Records excerpted from a collection

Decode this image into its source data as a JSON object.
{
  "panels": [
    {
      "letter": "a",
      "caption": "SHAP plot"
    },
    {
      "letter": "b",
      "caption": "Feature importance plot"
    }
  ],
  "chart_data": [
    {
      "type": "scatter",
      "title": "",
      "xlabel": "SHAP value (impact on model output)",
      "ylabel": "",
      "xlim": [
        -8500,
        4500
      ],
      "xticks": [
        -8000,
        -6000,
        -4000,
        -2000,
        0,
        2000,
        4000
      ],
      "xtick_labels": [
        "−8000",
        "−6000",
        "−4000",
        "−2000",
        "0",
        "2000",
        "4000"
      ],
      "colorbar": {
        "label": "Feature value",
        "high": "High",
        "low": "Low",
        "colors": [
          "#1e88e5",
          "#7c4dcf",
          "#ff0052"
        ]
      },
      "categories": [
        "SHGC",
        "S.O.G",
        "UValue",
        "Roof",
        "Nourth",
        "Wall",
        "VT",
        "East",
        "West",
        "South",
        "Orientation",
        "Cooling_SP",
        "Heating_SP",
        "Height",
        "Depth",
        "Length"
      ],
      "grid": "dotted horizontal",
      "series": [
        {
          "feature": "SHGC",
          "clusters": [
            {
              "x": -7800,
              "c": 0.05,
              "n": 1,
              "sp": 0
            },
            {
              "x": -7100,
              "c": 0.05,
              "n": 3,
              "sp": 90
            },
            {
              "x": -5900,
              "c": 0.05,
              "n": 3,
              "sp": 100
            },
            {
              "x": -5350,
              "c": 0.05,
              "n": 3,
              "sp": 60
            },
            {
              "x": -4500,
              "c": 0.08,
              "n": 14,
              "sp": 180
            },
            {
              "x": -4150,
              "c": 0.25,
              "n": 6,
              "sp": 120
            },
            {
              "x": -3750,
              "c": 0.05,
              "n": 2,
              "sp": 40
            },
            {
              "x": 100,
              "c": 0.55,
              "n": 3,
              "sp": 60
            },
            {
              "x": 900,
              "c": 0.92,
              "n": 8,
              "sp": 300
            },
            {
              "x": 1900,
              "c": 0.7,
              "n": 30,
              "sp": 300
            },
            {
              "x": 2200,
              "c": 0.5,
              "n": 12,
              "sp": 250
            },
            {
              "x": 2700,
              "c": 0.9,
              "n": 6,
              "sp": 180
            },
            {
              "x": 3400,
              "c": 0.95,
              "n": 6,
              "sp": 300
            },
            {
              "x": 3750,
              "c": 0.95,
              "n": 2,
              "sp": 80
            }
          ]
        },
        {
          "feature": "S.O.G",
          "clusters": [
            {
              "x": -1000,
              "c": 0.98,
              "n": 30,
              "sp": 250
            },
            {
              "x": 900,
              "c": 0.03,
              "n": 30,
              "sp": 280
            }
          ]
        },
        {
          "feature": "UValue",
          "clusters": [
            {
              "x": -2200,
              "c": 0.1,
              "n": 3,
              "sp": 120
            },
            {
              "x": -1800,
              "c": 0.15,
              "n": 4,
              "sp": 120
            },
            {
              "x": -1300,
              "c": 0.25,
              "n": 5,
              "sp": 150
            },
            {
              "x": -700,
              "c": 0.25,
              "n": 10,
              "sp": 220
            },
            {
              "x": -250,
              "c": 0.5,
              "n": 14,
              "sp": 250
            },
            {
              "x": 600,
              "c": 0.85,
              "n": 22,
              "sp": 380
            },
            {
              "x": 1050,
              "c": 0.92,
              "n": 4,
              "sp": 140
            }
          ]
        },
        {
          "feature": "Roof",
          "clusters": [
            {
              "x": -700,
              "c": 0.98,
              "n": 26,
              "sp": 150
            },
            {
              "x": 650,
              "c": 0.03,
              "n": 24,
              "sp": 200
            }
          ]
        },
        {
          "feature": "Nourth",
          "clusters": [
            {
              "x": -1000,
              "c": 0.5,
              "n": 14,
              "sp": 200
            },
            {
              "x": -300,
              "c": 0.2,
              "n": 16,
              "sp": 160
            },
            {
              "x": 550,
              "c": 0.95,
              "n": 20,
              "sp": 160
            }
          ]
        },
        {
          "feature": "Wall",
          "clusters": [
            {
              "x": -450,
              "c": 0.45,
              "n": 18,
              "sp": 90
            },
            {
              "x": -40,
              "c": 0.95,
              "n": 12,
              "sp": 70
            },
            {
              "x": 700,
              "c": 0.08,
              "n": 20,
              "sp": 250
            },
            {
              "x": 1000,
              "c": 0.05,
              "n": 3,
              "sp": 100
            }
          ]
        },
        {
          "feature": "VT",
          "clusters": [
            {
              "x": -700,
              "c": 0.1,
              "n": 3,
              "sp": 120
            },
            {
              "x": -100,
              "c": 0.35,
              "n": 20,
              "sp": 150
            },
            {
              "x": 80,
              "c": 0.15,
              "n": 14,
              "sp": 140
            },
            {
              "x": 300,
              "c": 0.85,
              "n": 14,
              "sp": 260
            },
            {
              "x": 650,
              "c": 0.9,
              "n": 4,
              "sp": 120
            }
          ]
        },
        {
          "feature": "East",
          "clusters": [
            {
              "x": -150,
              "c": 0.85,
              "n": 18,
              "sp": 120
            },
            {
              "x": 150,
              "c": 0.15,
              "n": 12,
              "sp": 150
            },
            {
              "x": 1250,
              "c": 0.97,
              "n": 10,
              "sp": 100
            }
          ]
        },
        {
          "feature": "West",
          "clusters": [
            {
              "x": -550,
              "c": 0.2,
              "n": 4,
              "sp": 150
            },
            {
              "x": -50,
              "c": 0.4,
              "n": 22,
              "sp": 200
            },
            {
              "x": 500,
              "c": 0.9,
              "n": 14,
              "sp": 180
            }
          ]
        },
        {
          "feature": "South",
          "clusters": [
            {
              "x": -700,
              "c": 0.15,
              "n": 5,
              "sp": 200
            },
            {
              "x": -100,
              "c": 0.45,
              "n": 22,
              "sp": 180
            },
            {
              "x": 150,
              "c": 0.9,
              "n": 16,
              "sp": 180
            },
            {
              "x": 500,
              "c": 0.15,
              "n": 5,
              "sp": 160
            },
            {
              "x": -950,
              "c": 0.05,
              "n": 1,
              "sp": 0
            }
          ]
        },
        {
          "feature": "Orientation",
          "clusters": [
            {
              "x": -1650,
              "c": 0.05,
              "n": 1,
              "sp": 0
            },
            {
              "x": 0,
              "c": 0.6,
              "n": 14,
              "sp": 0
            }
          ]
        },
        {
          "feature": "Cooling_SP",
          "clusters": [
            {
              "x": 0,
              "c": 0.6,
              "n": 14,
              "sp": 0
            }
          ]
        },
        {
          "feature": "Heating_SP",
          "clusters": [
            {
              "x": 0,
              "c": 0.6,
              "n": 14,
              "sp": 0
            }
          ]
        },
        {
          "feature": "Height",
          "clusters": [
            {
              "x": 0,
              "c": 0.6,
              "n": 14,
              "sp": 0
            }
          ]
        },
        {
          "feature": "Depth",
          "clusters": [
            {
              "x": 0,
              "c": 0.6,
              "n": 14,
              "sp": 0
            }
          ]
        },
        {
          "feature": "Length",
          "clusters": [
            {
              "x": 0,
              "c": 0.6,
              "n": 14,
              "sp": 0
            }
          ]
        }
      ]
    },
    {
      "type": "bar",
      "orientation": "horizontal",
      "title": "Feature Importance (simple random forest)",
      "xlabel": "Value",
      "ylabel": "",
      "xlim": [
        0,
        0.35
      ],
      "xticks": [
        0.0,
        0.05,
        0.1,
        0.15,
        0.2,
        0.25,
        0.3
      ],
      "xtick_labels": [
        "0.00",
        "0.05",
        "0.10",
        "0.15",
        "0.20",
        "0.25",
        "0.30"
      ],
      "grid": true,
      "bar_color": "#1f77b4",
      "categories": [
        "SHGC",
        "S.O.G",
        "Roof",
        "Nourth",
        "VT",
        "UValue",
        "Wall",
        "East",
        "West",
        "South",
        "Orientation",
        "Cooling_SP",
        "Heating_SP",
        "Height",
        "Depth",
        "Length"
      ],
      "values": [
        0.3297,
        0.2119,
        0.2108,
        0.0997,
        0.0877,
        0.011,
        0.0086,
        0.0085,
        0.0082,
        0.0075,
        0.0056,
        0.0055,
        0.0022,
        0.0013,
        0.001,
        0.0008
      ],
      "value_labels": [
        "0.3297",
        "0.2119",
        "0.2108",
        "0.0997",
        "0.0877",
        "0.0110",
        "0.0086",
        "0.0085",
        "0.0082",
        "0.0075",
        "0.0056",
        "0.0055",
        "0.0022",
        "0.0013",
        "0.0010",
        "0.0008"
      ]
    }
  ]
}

# [Short task]
Look through the data above. Find each line with the string "horizontal" and copy it.

# [Output for this task]
      "grid": "dotted horizontal",
      "orientation": "horizontal",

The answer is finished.